TASK GOAL - Produce an exact transcription of the listing below, omitting the pictures.

EXERCISE MATERIALS -
————————

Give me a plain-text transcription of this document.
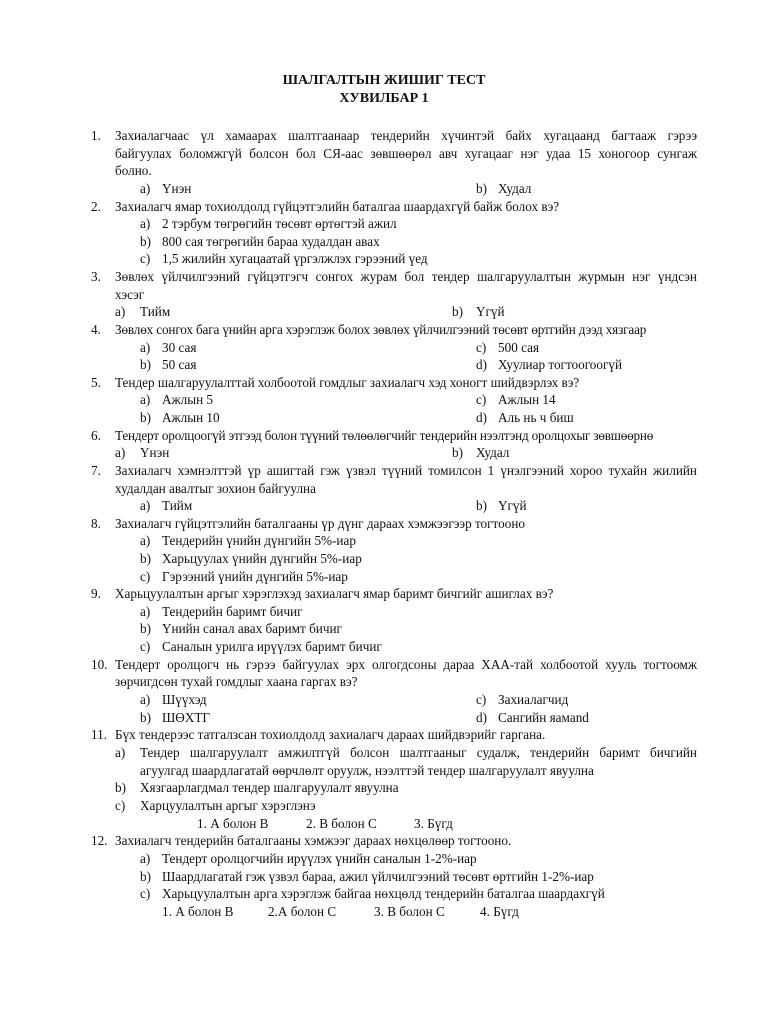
ШАЛГАЛТЫН ЖИШИГ ТЕСТ
ХУВИЛБАР 1
1. Захиалагчаас үл хамаарах шалтгаанаар тендерийн хүчинтэй байх хугацаанд багтааж гэрээ
байгуулах боломжгүй болсон бол СЯ-аас зөвшөөрөл авч хугацааг нэг удаа 15 хоногоор сунгаж
болно.
a) Үнэн	b) Худал
2. Захиалагч ямар тохиолдолд гүйцэтгэлийн баталгаа шаардахгүй байж болох вэ?
a) 2 тэрбум төгрөгийн төсөвт өртөгтэй ажил
b) 800 сая төгрөгийн бараа худалдан авах
c) 1,5 жилийн хугацаатай үргэлжлэх гэрээний үед
3. Зөвлөх үйлчилгээний гүйцэтгэгч сонгох журам бол тендер шалгаруулалтын журмын нэг үндсэн
хэсэг
a) Тийм	b) Үгүй
4. Зөвлөх сонгох бага үнийн арга хэрэглэж болох зөвлөх үйлчилгээний төсөвт өртгийн дээд хязгаар
a) 30 сая	c) 500 сая
b) 50 сая	d) Хуулиар тогтоогоогүй
5. Тендер шалгаруулалттай холбоотой гомдлыг захиалагч хэд хоногт шийдвэрлэх вэ?
a) Ажлын 5	c) Ажлын 14
b) Ажлын 10	d) Аль нь ч биш
6. Тендерт оролцоогүй этгээд болон түүний төлөөлөгчийг тендерийн нээлтэнд оролцохыг зөвшөөрнө
a) Үнэн	b) Худал
7. Захиалагч хэмнэлттэй үр ашигтай гэж үзвэл түүний томилсон 1 үнэлгээний хороо тухайн жилийн
худалдан авалтыг зохион байгуулна
a) Тийм	b) Үгүй
8. Захиалагч гүйцэтгэлийн баталгааны үр дүнг дараах хэмжээгээр тогтооно
a) Тендерийн үнийн дүнгийн 5%-иар
b) Харьцуулах үнийн дүнгийн 5%-иар
c) Гэрээний үнийн дүнгийн 5%-иар
9. Харьцуулалтын аргыг хэрэглэхэд захиалагч ямар баримт бичгийг ашиглах вэ?
a) Тендерийн баримт бичиг
b) Үнийн санал авах баримт бичиг
c) Саналын урилга ирүүлэх баримт бичиг
10. Тендерт оролцогч нь гэрээ байгуулах эрх олгогдсоны дараа ХАА-тай холбоотой хууль тогтоомж
зөрчигдсөн тухай гомдлыг хаана гаргах вэ?
a) Шүүхэд	c) Захиалагчид
b) ШӨХТГ	d) Сангийн яамand
11. Бүх тендерээс татгалзсан тохиолдолд захиалагч дараах шийдвэрийг гаргана.
a) Тендер шалгаруулалт амжилтгүй болсон шалтгааныг судалж, тендерийн баримт бичгийн
агуулгад шаардлагатай өөрчлөлт оруулж, нээлттэй тендер шалгаруулалт явуулна
b) Хязгаарлагдмал тендер шалгаруулалт явуулна
c) Харцуулалтын аргыг хэрэглэнэ
1. А болон В	2. В болон С	3. Бүгд
12. Захиалагч тендерийн баталгааны хэмжээг дараах нөхцөлөөр тогтооно.
a) Тендерт оролцогчийн ирүүлэх үнийн саналын 1-2%-иар
b) Шаардлагатай гэж үзвэл бараа, ажил үйлчилгээний төсөвт өртгийн 1-2%-иар
c) Харьцуулалтын арга хэрэглэж байгаа нөхцөлд тендерийн баталгаа шаардахгүй
1. А болон В	2.А болон С	3. В болон С	4. Бүгд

————————

TASK SOLUTION -
Give me a plain-text transcription of this document.
ШАЛГАЛТЫН ЖИШИГ ТЕСТ
ХУВИЛБАР 1
1. Захиалагчаас үл хамаарах шалтгаанаар тендерийн хүчинтэй байх хугацаанд багтааж гэрээ
байгуулах боломжгүй болсон бол СЯ-аас зөвшөөрөл авч хугацааг нэг удаа 15 хоногоор сунгаж
болно.
a) Үнэн	b) Худал
2. Захиалагч ямар тохиолдолд гүйцэтгэлийн баталгаа шаардахгүй байж болох вэ?
a) 2 тэрбум төгрөгийн төсөвт өртөгтэй ажил
b) 800 сая төгрөгийн бараа худалдан авах
c) 1,5 жилийн хугацаатай үргэлжлэх гэрээний үед
3. Зөвлөх үйлчилгээний гүйцэтгэгч сонгох журам бол тендер шалгаруулалтын журмын нэг үндсэн
хэсэг
a) Тийм	b) Үгүй
4. Зөвлөх сонгох бага үнийн арга хэрэглэж болох зөвлөх үйлчилгээний төсөвт өртгийн дээд хязгаар
a) 30 сая	c) 500 сая
b) 50 сая	d) Хуулиар тогтоогоогүй
5. Тендер шалгаруулалттай холбоотой гомдлыг захиалагч хэд хоногт шийдвэрлэх вэ?
a) Ажлын 5	c) Ажлын 14
b) Ажлын 10	d) Аль нь ч биш
6. Тендерт оролцоогүй этгээд болон түүний төлөөлөгчийг тендерийн нээлтэнд оролцохыг зөвшөөрнө
a) Үнэн	b) Худал
7. Захиалагч хэмнэлттэй үр ашигтай гэж үзвэл түүний томилсон 1 үнэлгээний хороо тухайн жилийн
худалдан авалтыг зохион байгуулна
a) Тийм	b) Үгүй
8. Захиалагч гүйцэтгэлийн баталгааны үр дүнг дараах хэмжээгээр тогтооно
a) Тендерийн үнийн дүнгийн 5%-иар
b) Харьцуулах үнийн дүнгийн 5%-иар
c) Гэрээний үнийн дүнгийн 5%-иар
9. Харьцуулалтын аргыг хэрэглэхэд захиалагч ямар баримт бичгийг ашиглах вэ?
a) Тендерийн баримт бичиг
b) Үнийн санал авах баримт бичиг
c) Саналын урилга ирүүлэх баримт бичиг
10. Тендерт оролцогч нь гэрээ байгуулах эрх олгогдсоны дараа ХАА-тай холбоотой хууль тогтоомж
зөрчигдсөн тухай гомдлыг хаана гаргах вэ?
a) Шүүхэд	c) Захиалагчид
b) ШӨХТГ	d) Сангийн яамand
11. Бүх тендерээс татгалзсан тохиолдолд захиалагч дараах шийдвэрийг гаргана.
a) Тендер шалгаруулалт амжилтгүй болсон шалтгааныг судалж, тендерийн баримт бичгийн
агуулгад шаардлагатай өөрчлөлт оруулж, нээлттэй тендер шалгаруулалт явуулна
b) Хязгаарлагдмал тендер шалгаруулалт явуулна
c) Харцуулалтын аргыг хэрэглэнэ
1. А болон В	2. В болон С	3. Бүгд
12. Захиалагч тендерийн баталгааны хэмжээг дараах нөхцөлөөр тогтооно.
a) Тендерт оролцогчийн ирүүлэх үнийн саналын 1-2%-иар
b) Шаардлагатай гэж үзвэл бараа, ажил үйлчилгээний төсөвт өртгийн 1-2%-иар
c) Харьцуулалтын арга хэрэглэж байгаа нөхцөлд тендерийн баталгаа шаардахгүй
1. А болон В	2.А болон С	3. В болон С	4. Бүгд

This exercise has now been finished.